══ Provided information ══

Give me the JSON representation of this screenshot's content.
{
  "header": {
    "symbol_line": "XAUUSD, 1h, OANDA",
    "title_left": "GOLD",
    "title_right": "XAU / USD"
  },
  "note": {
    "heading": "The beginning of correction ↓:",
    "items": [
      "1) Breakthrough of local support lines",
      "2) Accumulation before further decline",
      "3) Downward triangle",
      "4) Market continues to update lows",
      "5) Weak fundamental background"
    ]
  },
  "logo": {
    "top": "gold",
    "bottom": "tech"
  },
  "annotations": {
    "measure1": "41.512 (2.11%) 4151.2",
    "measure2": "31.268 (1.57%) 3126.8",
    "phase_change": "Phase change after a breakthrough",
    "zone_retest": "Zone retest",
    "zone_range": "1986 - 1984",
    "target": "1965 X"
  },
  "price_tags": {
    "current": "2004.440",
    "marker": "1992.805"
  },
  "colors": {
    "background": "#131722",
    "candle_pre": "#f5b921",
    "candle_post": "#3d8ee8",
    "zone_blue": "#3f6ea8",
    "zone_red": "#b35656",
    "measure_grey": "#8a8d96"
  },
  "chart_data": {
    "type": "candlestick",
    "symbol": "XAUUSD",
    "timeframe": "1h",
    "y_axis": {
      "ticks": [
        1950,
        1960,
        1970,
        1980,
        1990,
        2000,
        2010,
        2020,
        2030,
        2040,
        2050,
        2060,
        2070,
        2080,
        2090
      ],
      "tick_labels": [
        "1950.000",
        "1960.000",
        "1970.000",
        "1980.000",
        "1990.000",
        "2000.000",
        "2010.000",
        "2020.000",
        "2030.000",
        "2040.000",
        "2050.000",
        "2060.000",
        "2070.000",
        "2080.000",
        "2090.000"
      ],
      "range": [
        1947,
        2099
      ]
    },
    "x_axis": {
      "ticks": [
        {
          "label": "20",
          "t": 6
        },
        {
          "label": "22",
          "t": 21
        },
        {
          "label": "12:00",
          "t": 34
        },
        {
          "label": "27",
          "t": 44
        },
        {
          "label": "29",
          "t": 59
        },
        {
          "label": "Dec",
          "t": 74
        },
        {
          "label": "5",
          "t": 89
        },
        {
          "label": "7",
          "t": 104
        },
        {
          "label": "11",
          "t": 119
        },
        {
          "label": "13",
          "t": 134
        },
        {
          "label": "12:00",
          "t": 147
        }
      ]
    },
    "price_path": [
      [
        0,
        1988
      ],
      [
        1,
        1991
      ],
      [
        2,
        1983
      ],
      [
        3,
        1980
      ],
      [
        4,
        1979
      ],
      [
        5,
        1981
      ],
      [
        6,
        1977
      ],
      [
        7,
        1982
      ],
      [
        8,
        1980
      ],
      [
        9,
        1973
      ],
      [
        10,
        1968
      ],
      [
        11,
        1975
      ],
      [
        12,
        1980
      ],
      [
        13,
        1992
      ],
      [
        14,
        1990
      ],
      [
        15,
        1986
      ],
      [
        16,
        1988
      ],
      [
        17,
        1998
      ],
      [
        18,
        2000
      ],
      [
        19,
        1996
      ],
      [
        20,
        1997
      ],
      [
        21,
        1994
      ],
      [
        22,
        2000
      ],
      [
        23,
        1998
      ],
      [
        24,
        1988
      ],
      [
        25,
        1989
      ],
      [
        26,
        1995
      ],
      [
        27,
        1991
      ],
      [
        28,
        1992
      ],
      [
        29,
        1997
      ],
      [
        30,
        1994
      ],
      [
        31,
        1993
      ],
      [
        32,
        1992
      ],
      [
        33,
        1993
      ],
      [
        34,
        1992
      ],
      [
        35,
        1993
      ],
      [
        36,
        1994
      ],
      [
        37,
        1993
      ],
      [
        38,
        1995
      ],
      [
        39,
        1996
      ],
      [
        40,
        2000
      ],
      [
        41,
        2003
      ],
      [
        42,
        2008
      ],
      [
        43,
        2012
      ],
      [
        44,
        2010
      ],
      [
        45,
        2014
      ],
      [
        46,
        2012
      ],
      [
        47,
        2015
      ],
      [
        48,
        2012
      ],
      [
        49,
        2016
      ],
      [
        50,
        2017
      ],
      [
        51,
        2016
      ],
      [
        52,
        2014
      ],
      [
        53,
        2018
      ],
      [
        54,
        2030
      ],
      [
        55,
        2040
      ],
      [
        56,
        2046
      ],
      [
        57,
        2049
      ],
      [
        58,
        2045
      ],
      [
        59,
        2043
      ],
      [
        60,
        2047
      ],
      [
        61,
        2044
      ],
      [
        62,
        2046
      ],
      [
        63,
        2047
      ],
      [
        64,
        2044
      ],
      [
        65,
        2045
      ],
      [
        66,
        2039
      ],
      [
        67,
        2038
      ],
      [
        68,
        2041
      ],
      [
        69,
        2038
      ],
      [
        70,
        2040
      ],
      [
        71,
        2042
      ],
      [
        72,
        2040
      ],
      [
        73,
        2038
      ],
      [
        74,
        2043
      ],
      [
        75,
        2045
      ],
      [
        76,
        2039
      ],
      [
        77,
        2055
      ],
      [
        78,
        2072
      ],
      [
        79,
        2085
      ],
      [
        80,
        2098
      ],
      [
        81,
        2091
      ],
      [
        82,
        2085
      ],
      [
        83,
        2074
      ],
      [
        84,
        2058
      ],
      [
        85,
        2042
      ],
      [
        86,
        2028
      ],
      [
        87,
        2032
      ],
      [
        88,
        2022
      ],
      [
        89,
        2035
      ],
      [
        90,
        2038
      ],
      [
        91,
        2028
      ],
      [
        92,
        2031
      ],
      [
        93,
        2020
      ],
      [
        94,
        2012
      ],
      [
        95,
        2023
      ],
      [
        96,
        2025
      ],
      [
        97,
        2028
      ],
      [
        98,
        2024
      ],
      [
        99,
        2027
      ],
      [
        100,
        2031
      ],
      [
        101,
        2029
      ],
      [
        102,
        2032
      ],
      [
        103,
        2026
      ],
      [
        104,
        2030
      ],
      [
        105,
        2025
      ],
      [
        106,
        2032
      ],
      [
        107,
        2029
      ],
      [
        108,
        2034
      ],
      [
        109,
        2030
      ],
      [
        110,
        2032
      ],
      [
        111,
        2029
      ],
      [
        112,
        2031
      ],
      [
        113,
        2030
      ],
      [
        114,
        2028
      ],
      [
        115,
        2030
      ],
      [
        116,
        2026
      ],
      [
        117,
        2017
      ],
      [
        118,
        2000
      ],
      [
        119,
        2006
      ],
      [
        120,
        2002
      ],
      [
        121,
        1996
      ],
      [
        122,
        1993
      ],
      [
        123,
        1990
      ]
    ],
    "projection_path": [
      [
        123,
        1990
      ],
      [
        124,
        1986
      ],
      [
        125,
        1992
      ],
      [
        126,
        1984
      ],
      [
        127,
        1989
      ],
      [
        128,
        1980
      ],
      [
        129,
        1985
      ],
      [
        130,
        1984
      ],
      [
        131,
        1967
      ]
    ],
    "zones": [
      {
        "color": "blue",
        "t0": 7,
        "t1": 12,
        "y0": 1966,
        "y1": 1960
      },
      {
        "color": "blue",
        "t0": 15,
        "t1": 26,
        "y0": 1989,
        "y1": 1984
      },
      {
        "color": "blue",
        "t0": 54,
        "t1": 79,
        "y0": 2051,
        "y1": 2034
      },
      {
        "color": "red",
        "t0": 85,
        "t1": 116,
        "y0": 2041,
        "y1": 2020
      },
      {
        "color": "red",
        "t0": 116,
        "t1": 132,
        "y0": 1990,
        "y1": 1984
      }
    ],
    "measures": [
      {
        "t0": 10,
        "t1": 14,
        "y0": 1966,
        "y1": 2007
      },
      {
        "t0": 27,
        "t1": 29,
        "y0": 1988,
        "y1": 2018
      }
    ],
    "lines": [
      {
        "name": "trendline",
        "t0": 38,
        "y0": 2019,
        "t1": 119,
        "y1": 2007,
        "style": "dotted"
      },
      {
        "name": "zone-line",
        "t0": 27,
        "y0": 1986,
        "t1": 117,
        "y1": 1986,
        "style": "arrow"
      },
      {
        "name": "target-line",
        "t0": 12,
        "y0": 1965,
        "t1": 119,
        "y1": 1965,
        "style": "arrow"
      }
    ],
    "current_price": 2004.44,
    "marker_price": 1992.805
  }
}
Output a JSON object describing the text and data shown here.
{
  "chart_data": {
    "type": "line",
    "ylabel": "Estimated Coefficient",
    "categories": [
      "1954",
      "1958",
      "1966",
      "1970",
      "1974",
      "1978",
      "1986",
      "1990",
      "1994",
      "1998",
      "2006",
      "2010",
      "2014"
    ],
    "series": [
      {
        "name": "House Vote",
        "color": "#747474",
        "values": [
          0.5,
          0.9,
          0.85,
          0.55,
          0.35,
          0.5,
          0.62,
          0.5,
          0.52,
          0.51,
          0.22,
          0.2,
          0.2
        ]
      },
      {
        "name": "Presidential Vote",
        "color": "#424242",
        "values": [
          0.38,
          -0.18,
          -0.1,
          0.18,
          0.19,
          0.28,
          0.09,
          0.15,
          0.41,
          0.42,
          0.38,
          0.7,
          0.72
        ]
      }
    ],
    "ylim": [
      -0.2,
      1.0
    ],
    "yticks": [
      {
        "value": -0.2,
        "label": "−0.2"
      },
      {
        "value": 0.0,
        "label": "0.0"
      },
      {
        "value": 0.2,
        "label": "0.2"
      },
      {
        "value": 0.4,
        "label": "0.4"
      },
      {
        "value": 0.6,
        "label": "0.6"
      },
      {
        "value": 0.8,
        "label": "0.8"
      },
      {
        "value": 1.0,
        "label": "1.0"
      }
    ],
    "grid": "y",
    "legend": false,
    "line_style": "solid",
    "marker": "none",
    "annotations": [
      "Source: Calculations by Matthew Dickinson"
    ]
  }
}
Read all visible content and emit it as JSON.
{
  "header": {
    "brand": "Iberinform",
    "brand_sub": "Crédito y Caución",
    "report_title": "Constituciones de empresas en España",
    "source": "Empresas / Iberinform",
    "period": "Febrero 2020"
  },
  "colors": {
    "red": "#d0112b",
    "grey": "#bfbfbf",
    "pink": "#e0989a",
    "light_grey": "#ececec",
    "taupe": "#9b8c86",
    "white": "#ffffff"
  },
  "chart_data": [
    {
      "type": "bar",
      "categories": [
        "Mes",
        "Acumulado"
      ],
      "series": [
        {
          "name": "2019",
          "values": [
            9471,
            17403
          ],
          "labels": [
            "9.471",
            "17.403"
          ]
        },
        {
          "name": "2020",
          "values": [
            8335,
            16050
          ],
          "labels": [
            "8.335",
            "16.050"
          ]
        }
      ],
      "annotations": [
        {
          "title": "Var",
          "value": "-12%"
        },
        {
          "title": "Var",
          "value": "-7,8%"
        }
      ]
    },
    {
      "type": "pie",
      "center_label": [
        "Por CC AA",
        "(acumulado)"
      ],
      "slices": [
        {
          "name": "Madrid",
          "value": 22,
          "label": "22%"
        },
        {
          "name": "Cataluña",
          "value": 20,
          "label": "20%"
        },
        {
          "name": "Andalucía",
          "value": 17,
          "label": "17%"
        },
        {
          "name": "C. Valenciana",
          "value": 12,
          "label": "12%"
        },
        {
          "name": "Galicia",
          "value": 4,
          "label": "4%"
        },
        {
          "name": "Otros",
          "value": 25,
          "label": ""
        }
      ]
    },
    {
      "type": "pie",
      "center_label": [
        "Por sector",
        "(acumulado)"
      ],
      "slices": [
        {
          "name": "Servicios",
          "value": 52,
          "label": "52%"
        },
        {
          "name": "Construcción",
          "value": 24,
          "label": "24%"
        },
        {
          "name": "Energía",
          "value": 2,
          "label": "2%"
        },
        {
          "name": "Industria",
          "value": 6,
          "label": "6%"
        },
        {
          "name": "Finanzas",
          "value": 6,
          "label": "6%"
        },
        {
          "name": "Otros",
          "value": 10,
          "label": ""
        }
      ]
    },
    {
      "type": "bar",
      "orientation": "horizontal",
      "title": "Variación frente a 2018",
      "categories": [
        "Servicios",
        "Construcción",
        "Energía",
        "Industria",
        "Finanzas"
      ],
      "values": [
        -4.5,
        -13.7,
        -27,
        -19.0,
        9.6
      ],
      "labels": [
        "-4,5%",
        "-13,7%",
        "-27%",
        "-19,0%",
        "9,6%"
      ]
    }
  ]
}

═══

**Directions for this task**: Which lines hold the word "Vote"? Copy all of them.

**Output for this exercise**:
        "name": "House Vote",
        "name": "Presidential Vote",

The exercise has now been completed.